What is needed |
Write out every entry, unchanged. Skip any picture.

Dataset entries on figures
● ● ● ● ●

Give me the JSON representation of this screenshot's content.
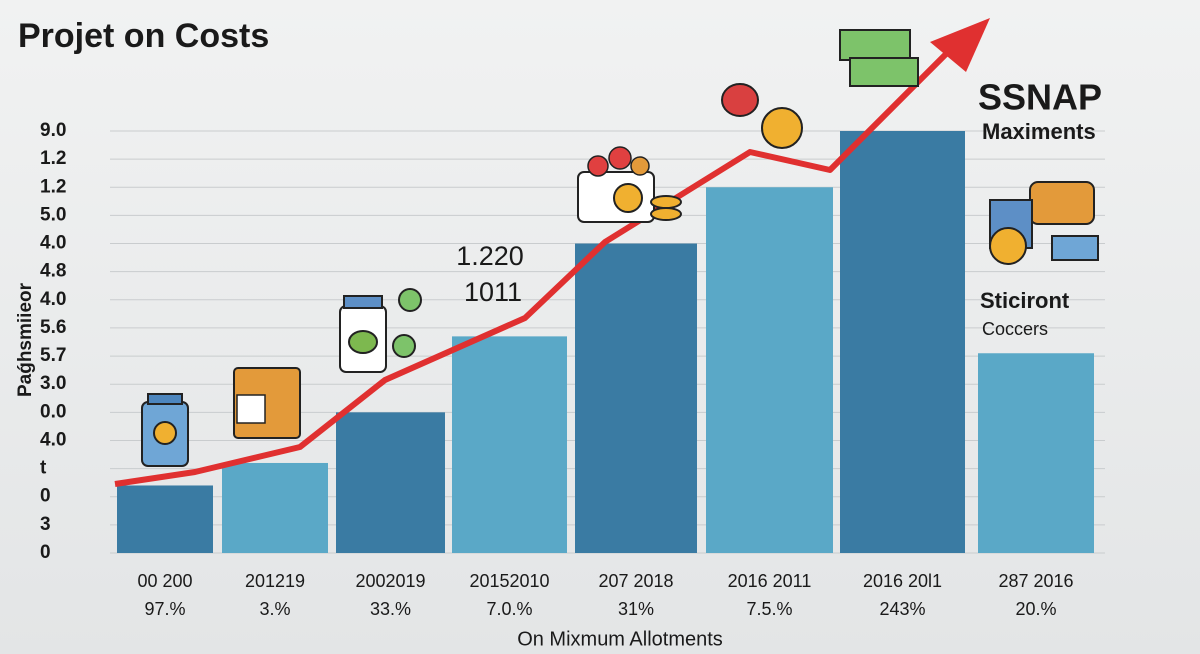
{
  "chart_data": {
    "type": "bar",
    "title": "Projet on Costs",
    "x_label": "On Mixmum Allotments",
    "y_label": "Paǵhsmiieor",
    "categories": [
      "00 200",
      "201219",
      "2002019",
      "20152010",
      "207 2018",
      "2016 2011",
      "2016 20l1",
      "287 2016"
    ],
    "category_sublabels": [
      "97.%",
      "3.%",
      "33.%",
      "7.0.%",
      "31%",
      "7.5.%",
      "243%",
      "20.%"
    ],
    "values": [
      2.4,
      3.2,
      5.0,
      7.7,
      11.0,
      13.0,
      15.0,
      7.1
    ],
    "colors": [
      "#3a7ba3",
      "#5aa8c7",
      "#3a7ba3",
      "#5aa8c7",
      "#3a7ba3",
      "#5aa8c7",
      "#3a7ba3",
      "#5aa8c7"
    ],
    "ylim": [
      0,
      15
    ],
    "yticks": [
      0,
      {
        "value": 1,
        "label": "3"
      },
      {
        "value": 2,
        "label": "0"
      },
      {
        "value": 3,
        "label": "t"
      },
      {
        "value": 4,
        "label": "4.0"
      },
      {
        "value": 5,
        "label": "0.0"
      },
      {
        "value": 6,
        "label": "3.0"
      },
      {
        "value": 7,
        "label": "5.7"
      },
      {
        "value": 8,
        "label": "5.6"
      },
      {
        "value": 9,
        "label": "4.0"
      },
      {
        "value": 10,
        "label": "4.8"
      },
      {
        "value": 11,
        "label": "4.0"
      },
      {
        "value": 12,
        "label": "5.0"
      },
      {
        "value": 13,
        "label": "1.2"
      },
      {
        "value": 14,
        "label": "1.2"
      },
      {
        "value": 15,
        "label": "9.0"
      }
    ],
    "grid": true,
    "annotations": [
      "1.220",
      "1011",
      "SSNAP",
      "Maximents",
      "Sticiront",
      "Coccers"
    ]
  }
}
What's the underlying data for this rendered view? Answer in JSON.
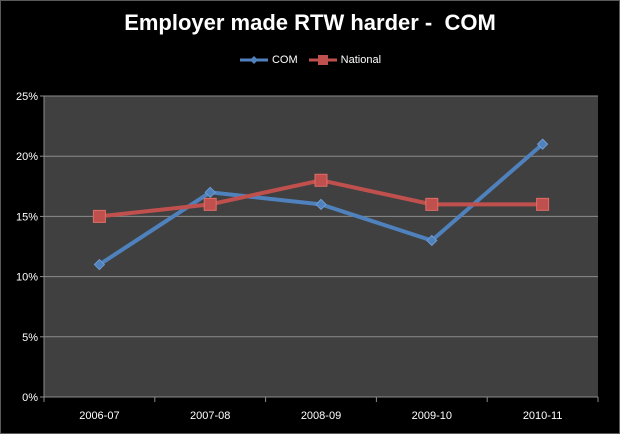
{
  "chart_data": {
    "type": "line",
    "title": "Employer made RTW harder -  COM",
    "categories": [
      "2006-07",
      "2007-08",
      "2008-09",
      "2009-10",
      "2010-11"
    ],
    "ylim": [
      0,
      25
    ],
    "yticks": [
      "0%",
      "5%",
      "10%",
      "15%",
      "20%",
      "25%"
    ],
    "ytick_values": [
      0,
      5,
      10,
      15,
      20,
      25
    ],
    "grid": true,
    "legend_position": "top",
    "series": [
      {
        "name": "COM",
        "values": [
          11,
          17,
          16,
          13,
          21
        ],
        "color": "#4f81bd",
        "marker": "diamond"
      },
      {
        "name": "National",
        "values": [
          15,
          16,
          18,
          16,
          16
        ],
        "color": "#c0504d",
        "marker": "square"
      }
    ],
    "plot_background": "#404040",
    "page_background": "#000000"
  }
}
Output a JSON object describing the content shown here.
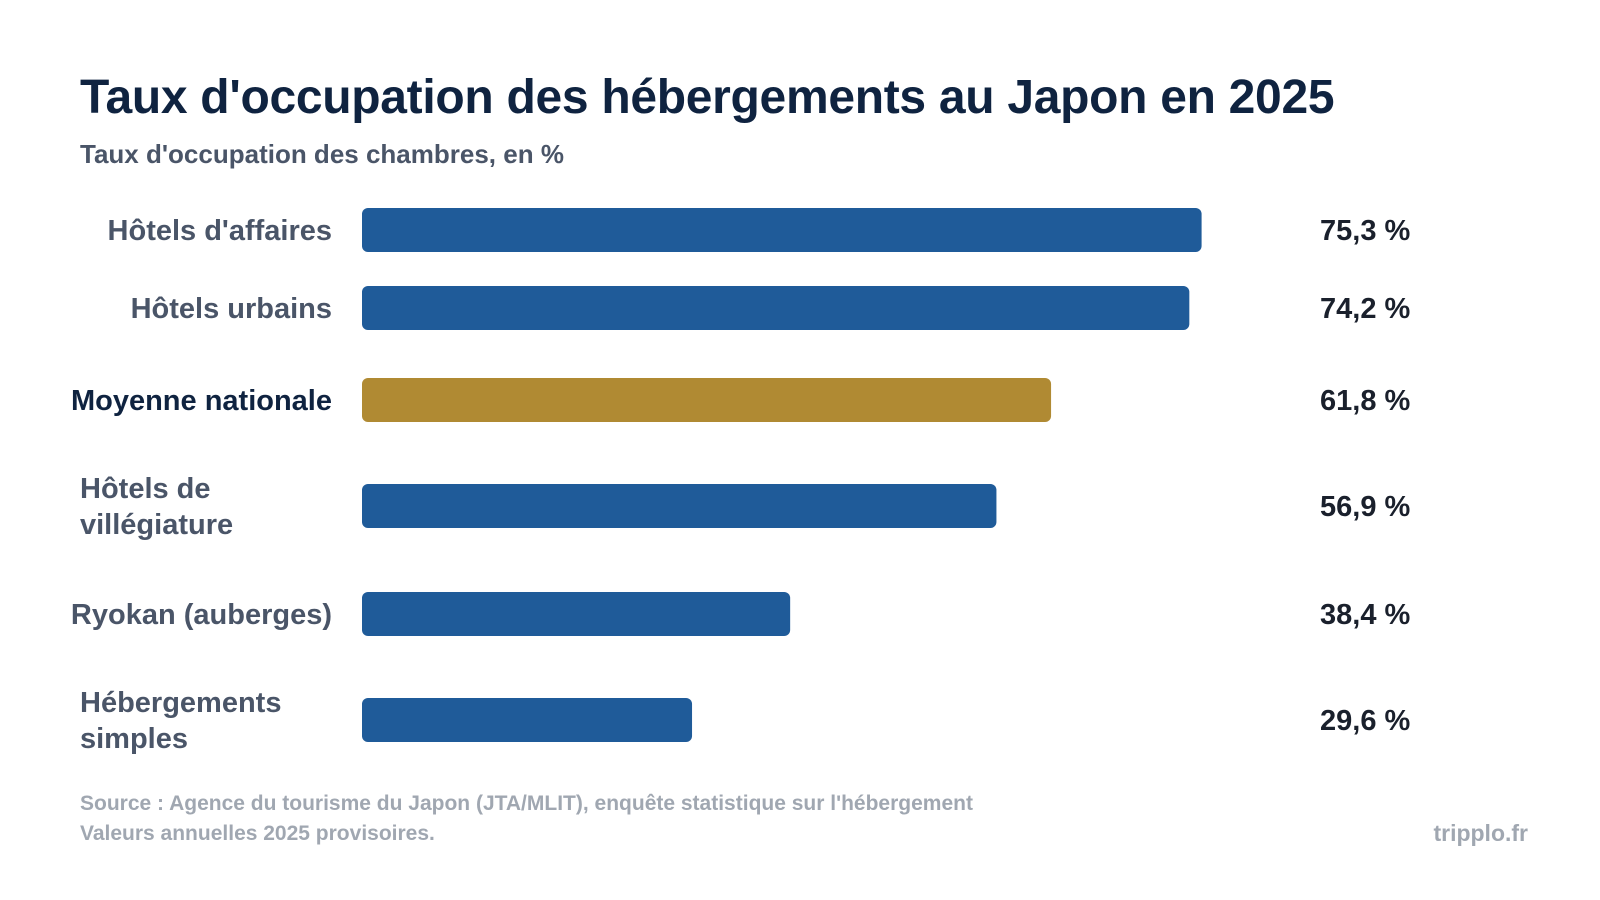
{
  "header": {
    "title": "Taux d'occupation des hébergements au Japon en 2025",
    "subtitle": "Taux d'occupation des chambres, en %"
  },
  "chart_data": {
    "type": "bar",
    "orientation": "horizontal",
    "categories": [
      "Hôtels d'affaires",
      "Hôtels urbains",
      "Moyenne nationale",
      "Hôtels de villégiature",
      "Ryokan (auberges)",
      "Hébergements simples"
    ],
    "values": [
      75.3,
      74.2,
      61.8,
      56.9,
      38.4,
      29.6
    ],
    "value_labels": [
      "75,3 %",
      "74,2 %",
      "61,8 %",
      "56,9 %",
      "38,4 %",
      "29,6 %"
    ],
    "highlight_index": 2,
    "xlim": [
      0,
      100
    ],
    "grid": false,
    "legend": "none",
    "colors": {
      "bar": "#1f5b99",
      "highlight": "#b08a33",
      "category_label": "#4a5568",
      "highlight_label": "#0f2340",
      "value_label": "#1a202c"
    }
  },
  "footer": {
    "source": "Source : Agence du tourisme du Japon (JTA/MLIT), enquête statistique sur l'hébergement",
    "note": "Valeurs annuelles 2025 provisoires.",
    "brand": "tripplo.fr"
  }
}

● ● ● ● ●

Exercise solution |
Give me the JSON representation of this screenshot's content.
{
  "chart_data": {
    "type": "bar",
    "title": "Projet on Costs",
    "x_label": "On Mixmum Allotments",
    "y_label": "Paǵhsmiieor",
    "categories": [
      "00 200",
      "201219",
      "2002019",
      "20152010",
      "207 2018",
      "2016 2011",
      "2016 20l1",
      "287 2016"
    ],
    "category_sublabels": [
      "97.%",
      "3.%",
      "33.%",
      "7.0.%",
      "31%",
      "7.5.%",
      "243%",
      "20.%"
    ],
    "values": [
      2.4,
      3.2,
      5.0,
      7.7,
      11.0,
      13.0,
      15.0,
      7.1
    ],
    "colors": [
      "#3a7ba3",
      "#5aa8c7",
      "#3a7ba3",
      "#5aa8c7",
      "#3a7ba3",
      "#5aa8c7",
      "#3a7ba3",
      "#5aa8c7"
    ],
    "ylim": [
      0,
      15
    ],
    "yticks": [
      0,
      {
        "value": 1,
        "label": "3"
      },
      {
        "value": 2,
        "label": "0"
      },
      {
        "value": 3,
        "label": "t"
      },
      {
        "value": 4,
        "label": "4.0"
      },
      {
        "value": 5,
        "label": "0.0"
      },
      {
        "value": 6,
        "label": "3.0"
      },
      {
        "value": 7,
        "label": "5.7"
      },
      {
        "value": 8,
        "label": "5.6"
      },
      {
        "value": 9,
        "label": "4.0"
      },
      {
        "value": 10,
        "label": "4.8"
      },
      {
        "value": 11,
        "label": "4.0"
      },
      {
        "value": 12,
        "label": "5.0"
      },
      {
        "value": 13,
        "label": "1.2"
      },
      {
        "value": 14,
        "label": "1.2"
      },
      {
        "value": 15,
        "label": "9.0"
      }
    ],
    "grid": true,
    "annotations": [
      "1.220",
      "1011",
      "SSNAP",
      "Maximents",
      "Sticiront",
      "Coccers"
    ]
  }
}
What's the underlying data for this rendered view? Answer in JSON.
{
  "chart_data": {
    "type": "line",
    "title": "Employer made RTW harder -  COM",
    "categories": [
      "2006-07",
      "2007-08",
      "2008-09",
      "2009-10",
      "2010-11"
    ],
    "ylim": [
      0,
      25
    ],
    "yticks": [
      "0%",
      "5%",
      "10%",
      "15%",
      "20%",
      "25%"
    ],
    "ytick_values": [
      0,
      5,
      10,
      15,
      20,
      25
    ],
    "grid": true,
    "legend_position": "top",
    "series": [
      {
        "name": "COM",
        "values": [
          11,
          17,
          16,
          13,
          21
        ],
        "color": "#4f81bd",
        "marker": "diamond"
      },
      {
        "name": "National",
        "values": [
          15,
          16,
          18,
          16,
          16
        ],
        "color": "#c0504d",
        "marker": "square"
      }
    ],
    "plot_background": "#404040",
    "page_background": "#000000"
  }
}
Output a JSON object describing the content shown here.
{
  "header": {
    "title": "Taux d'occupation des hébergements au Japon en 2025",
    "subtitle": "Taux d'occupation des chambres, en %"
  },
  "chart_data": {
    "type": "bar",
    "orientation": "horizontal",
    "categories": [
      "Hôtels d'affaires",
      "Hôtels urbains",
      "Moyenne nationale",
      "Hôtels de villégiature",
      "Ryokan (auberges)",
      "Hébergements simples"
    ],
    "values": [
      75.3,
      74.2,
      61.8,
      56.9,
      38.4,
      29.6
    ],
    "value_labels": [
      "75,3 %",
      "74,2 %",
      "61,8 %",
      "56,9 %",
      "38,4 %",
      "29,6 %"
    ],
    "highlight_index": 2,
    "xlim": [
      0,
      100
    ],
    "grid": false,
    "legend": "none",
    "colors": {
      "bar": "#1f5b99",
      "highlight": "#b08a33",
      "category_label": "#4a5568",
      "highlight_label": "#0f2340",
      "value_label": "#1a202c"
    }
  },
  "footer": {
    "source": "Source : Agence du tourisme du Japon (JTA/MLIT), enquête statistique sur l'hébergement",
    "note": "Valeurs annuelles 2025 provisoires.",
    "brand": "tripplo.fr"
  }
}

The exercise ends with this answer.